╭─ SUPPLIED MATERIAL

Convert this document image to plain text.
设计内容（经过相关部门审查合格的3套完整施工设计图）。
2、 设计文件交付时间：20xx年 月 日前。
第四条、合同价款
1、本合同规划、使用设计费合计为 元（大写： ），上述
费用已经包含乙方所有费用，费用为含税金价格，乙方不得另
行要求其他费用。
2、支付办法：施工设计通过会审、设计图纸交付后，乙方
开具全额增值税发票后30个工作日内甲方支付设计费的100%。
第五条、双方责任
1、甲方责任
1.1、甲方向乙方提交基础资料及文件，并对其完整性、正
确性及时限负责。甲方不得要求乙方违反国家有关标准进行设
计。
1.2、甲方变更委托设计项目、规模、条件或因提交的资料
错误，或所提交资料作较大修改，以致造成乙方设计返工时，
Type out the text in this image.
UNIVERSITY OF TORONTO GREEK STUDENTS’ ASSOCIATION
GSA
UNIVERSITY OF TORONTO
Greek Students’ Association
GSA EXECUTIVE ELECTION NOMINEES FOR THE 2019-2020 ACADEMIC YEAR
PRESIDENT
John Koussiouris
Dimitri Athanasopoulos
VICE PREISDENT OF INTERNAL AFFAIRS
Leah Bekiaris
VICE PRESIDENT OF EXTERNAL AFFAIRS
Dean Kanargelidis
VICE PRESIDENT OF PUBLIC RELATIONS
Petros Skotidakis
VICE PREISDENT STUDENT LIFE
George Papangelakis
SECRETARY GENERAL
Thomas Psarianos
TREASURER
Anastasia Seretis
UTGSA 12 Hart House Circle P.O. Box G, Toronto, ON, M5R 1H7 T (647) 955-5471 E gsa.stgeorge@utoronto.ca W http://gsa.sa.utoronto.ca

╰─

Copy every single line of the material above that holds "VICE".

*EXERCISE SOLUTION*
VICE PREISDENT OF INTERNAL AFFAIRS
VICE PRESIDENT OF EXTERNAL AFFAIRS
VICE PRESIDENT OF PUBLIC RELATIONS
VICE PREISDENT STUDENT LIFE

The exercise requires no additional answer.